— Start of DATA FOR THIS EXERCISE —
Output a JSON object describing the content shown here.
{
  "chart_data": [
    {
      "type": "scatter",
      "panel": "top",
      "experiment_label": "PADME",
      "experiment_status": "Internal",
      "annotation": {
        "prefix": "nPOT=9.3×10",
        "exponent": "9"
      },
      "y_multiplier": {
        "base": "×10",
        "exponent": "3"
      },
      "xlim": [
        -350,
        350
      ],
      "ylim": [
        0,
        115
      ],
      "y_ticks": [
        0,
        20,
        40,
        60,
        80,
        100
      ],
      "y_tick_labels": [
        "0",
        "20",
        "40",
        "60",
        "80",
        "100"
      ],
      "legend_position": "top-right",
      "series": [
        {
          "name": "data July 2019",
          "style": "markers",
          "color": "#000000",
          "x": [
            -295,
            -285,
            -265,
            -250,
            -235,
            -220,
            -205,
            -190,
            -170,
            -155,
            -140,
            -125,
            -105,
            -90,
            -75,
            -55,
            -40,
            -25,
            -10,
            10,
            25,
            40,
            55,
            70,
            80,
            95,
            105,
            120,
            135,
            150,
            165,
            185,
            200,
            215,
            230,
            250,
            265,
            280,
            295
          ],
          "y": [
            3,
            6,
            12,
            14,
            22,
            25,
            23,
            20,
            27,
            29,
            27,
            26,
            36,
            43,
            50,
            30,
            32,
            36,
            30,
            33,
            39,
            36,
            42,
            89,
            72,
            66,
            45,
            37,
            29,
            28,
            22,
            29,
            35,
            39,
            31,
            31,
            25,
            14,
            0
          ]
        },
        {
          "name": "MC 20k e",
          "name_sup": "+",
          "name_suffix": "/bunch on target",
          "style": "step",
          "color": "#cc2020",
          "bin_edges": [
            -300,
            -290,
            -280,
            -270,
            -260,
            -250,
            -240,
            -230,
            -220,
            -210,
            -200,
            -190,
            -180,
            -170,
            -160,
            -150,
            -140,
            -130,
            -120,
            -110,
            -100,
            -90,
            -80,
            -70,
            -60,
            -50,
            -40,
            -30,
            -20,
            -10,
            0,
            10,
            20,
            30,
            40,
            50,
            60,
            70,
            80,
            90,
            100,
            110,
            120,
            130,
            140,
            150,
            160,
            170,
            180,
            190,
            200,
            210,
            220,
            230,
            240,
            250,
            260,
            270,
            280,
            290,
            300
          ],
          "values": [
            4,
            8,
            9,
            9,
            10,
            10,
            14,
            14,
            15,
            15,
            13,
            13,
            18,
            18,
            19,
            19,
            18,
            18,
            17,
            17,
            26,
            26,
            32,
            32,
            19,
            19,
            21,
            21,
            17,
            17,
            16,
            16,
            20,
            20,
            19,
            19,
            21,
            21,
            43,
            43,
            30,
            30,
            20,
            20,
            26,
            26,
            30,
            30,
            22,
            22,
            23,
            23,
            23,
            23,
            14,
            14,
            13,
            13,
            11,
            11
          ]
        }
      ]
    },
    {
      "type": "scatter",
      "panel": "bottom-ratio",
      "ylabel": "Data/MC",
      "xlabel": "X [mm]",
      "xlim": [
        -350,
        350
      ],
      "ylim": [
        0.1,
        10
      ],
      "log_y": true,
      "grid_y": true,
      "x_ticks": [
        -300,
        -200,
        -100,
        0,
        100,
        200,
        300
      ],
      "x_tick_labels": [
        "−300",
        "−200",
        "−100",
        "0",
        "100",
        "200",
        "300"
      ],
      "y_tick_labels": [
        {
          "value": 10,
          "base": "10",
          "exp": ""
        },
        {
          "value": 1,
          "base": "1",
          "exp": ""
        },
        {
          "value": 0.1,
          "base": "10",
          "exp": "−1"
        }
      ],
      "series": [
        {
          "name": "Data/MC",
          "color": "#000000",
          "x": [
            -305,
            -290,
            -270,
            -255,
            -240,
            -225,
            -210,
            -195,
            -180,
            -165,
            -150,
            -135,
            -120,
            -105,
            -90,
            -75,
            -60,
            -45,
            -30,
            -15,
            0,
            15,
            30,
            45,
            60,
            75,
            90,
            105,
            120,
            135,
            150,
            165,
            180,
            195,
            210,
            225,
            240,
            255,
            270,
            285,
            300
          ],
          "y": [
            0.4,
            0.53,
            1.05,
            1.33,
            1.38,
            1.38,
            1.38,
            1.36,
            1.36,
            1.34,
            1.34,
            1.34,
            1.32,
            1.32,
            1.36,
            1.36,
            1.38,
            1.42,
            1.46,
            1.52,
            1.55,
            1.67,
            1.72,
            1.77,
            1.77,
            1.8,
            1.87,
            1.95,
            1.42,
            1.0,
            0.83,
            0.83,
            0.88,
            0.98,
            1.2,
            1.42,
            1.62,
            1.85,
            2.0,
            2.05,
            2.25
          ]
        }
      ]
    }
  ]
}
— End of DATA FOR THIS EXERCISE —
*REQUIRED TASK*
Using the data above, output each line exactly.

*THE REPLY*
Output a JSON object describing the content shown here.
{
  "chart_data": [
    {
      "type": "scatter",
      "panel": "top",
      "experiment_label": "PADME",
      "experiment_status": "Internal",
      "annotation": {
        "prefix": "nPOT=9.3×10",
        "exponent": "9"
      },
      "y_multiplier": {
        "base": "×10",
        "exponent": "3"
      },
      "xlim": [
        -350,
        350
      ],
      "ylim": [
        0,
        115
      ],
      "y_ticks": [
        0,
        20,
        40,
        60,
        80,
        100
      ],
      "y_tick_labels": [
        "0",
        "20",
        "40",
        "60",
        "80",
        "100"
      ],
      "legend_position": "top-right",
      "series": [
        {
          "name": "data July 2019",
          "style": "markers",
          "color": "#000000",
          "x": [
            -295,
            -285,
            -265,
            -250,
            -235,
            -220,
            -205,
            -190,
            -170,
            -155,
            -140,
            -125,
            -105,
            -90,
            -75,
            -55,
            -40,
            -25,
            -10,
            10,
            25,
            40,
            55,
            70,
            80,
            95,
            105,
            120,
            135,
            150,
            165,
            185,
            200,
            215,
            230,
            250,
            265,
            280,
            295
          ],
          "y": [
            3,
            6,
            12,
            14,
            22,
            25,
            23,
            20,
            27,
            29,
            27,
            26,
            36,
            43,
            50,
            30,
            32,
            36,
            30,
            33,
            39,
            36,
            42,
            89,
            72,
            66,
            45,
            37,
            29,
            28,
            22,
            29,
            35,
            39,
            31,
            31,
            25,
            14,
            0
          ]
        },
        {
          "name": "MC 20k e",
          "name_sup": "+",
          "name_suffix": "/bunch on target",
          "style": "step",
          "color": "#cc2020",
          "bin_edges": [
            -300,
            -290,
            -280,
            -270,
            -260,
            -250,
            -240,
            -230,
            -220,
            -210,
            -200,
            -190,
            -180,
            -170,
            -160,
            -150,
            -140,
            -130,
            -120,
            -110,
            -100,
            -90,
            -80,
            -70,
            -60,
            -50,
            -40,
            -30,
            -20,
            -10,
            0,
            10,
            20,
            30,
            40,
            50,
            60,
            70,
            80,
            90,
            100,
            110,
            120,
            130,
            140,
            150,
            160,
            170,
            180,
            190,
            200,
            210,
            220,
            230,
            240,
            250,
            260,
            270,
            280,
            290,
            300
          ],
          "values": [
            4,
            8,
            9,
            9,
            10,
            10,
            14,
            14,
            15,
            15,
            13,
            13,
            18,
            18,
            19,
            19,
            18,
            18,
            17,
            17,
            26,
            26,
            32,
            32,
            19,
            19,
            21,
            21,
            17,
            17,
            16,
            16,
            20,
            20,
            19,
            19,
            21,
            21,
            43,
            43,
            30,
            30,
            20,
            20,
            26,
            26,
            30,
            30,
            22,
            22,
            23,
            23,
            23,
            23,
            14,
            14,
            13,
            13,
            11,
            11
          ]
        }
      ]
    },
    {
      "type": "scatter",
      "panel": "bottom-ratio",
      "ylabel": "Data/MC",
      "xlabel": "X [mm]",
      "xlim": [
        -350,
        350
      ],
      "ylim": [
        0.1,
        10
      ],
      "log_y": true,
      "grid_y": true,
      "x_ticks": [
        -300,
        -200,
        -100,
        0,
        100,
        200,
        300
      ],
      "x_tick_labels": [
        "−300",
        "−200",
        "−100",
        "0",
        "100",
        "200",
        "300"
      ],
      "y_tick_labels": [
        {
          "value": 10,
          "base": "10",
          "exp": ""
        },
        {
          "value": 1,
          "base": "1",
          "exp": ""
        },
        {
          "value": 0.1,
          "base": "10",
          "exp": "−1"
        }
      ],
      "series": [
        {
          "name": "Data/MC",
          "color": "#000000",
          "x": [
            -305,
            -290,
            -270,
            -255,
            -240,
            -225,
            -210,
            -195,
            -180,
            -165,
            -150,
            -135,
            -120,
            -105,
            -90,
            -75,
            -60,
            -45,
            -30,
            -15,
            0,
            15,
            30,
            45,
            60,
            75,
            90,
            105,
            120,
            135,
            150,
            165,
            180,
            195,
            210,
            225,
            240,
            255,
            270,
            285,
            300
          ],
          "y": [
            0.4,
            0.53,
            1.05,
            1.33,
            1.38,
            1.38,
            1.38,
            1.36,
            1.36,
            1.34,
            1.34,
            1.34,
            1.32,
            1.32,
            1.36,
            1.36,
            1.38,
            1.42,
            1.46,
            1.52,
            1.55,
            1.67,
            1.72,
            1.77,
            1.77,
            1.8,
            1.87,
            1.95,
            1.42,
            1.0,
            0.83,
            0.83,
            0.88,
            0.98,
            1.2,
            1.42,
            1.62,
            1.85,
            2.0,
            2.05,
            2.25
          ]
        }
      ]
    }
  ]
}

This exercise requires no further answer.